--- Begin DATASET ROWS ---

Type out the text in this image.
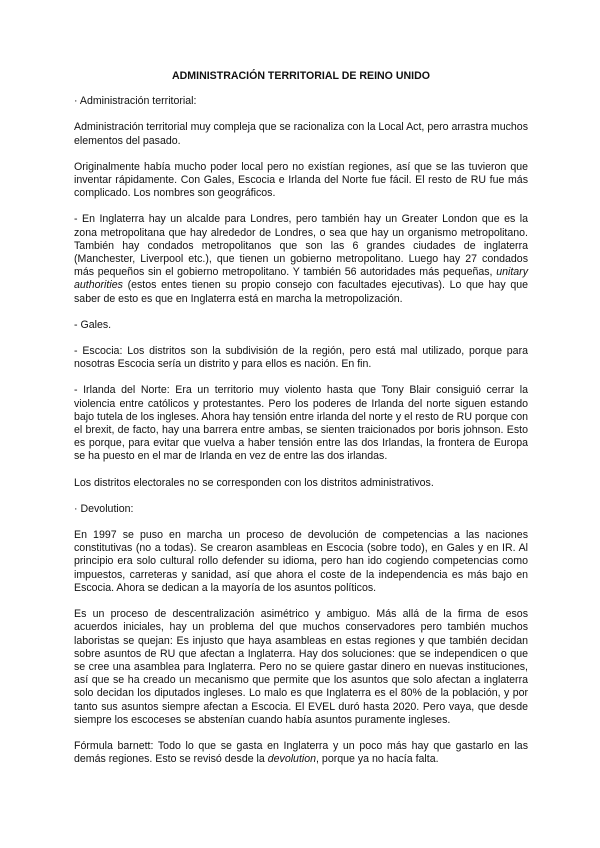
ADMINISTRACIÓN TERRITORIAL DE REINO UNIDO

· Administración territorial:

Administración territorial muy compleja que se racionaliza con la Local Act, pero arrastra muchos elementos del pasado.

Originalmente había mucho poder local pero no existían regiones, así que se las tuvieron que inventar rápidamente. Con Gales, Escocia e Irlanda del Norte fue fácil. El resto de RU fue más complicado. Los nombres son geográficos.

- En Inglaterra hay un alcalde para Londres, pero también hay un Greater London que es la zona metropolitana que hay alrededor de Londres, o sea que hay un organismo metropolitano. También hay condados metropolitanos que son las 6 grandes ciudades de inglaterra (Manchester, Liverpool etc.), que tienen un gobierno metropolitano. Luego hay 27 condados más pequeños sin el gobierno metropolitano. Y también 56 autoridades más pequeñas, unitary authorities (estos entes tienen su propio consejo con facultades ejecutivas). Lo que hay que saber de esto es que en Inglaterra está en marcha la metropolización.

- Gales.

- Escocia: Los distritos son la subdivisión de la región, pero está mal utilizado, porque para nosotras Escocia sería un distrito y para ellos es nación. En fin.

- Irlanda del Norte: Era un territorio muy violento hasta que Tony Blair consiguió cerrar la violencia entre católicos y protestantes. Pero los poderes de Irlanda del norte siguen estando bajo tutela de los ingleses. Ahora hay tensión entre irlanda del norte y el resto de RU porque con el brexit, de facto, hay una barrera entre ambas, se sienten traicionados por boris johnson. Esto es porque, para evitar que vuelva a haber tensión entre las dos Irlandas, la frontera de Europa se ha puesto en el mar de Irlanda en vez de entre las dos irlandas.

Los distritos electorales no se corresponden con los distritos administrativos.

· Devolution:

En 1997 se puso en marcha un proceso de devolución de competencias a las naciones constitutivas (no a todas). Se crearon asambleas en Escocia (sobre todo), en Gales y en IR. Al principio era solo cultural rollo defender su idioma, pero han ido cogiendo competencias como impuestos, carreteras y sanidad, así que ahora el coste de la independencia es más bajo en Escocia. Ahora se dedican a la mayoría de los asuntos políticos.

Es un proceso de descentralización asimétrico y ambiguo. Más allá de la firma de esos acuerdos iniciales, hay un problema del que muchos conservadores pero también muchos laboristas se quejan: Es injusto que haya asambleas en estas regiones y que también decidan sobre asuntos de RU que afectan a Inglaterra. Hay dos soluciones: que se independicen o que se cree una asamblea para Inglaterra. Pero no se quiere gastar dinero en nuevas instituciones, así que se ha creado un mecanismo que permite que los asuntos que solo afectan a inglaterra solo decidan los diputados ingleses. Lo malo es que Inglaterra es el 80% de la población, y por tanto sus asuntos siempre afectan a Escocia. El EVEL duró hasta 2020. Pero vaya, que desde siempre los escoceses se abstenían cuando había asuntos puramente ingleses.

Fórmula barnett: Todo lo que se gasta en Inglaterra y un poco más hay que gastarlo en las demás regiones. Esto se revisó desde la devolution, porque ya no hacía falta.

--- End DATASET ROWS ---

Using the records above, copy each line that contains "Ahora".

### COMPLETED EXERCISE
- Irlanda del Norte: Era un territorio muy violento hasta que Tony Blair consiguió cerrar la violencia entre católicos y protestantes. Pero los poderes de Irlanda del norte siguen estando bajo tutela de los ingleses. Ahora hay tensión entre irlanda del norte y el resto de RU porque con el brexit, de facto, hay una barrera entre ambas, se sienten traicionados por boris johnson. Esto es porque, para evitar que vuelva a haber tensión entre las dos Irlandas, la frontera de Europa se ha puesto en el mar de Irlanda en vez de entre las dos irlandas.
En 1997 se puso en marcha un proceso de devolución de competencias a las naciones constitutivas (no a todas). Se crearon asambleas en Escocia (sobre todo), en Gales y en IR. Al principio era solo cultural rollo defender su idioma, pero han ido cogiendo competencias como impuestos, carreteras y sanidad, así que ahora el coste de la independencia es más bajo en Escocia. Ahora se dedican a la mayoría de los asuntos políticos.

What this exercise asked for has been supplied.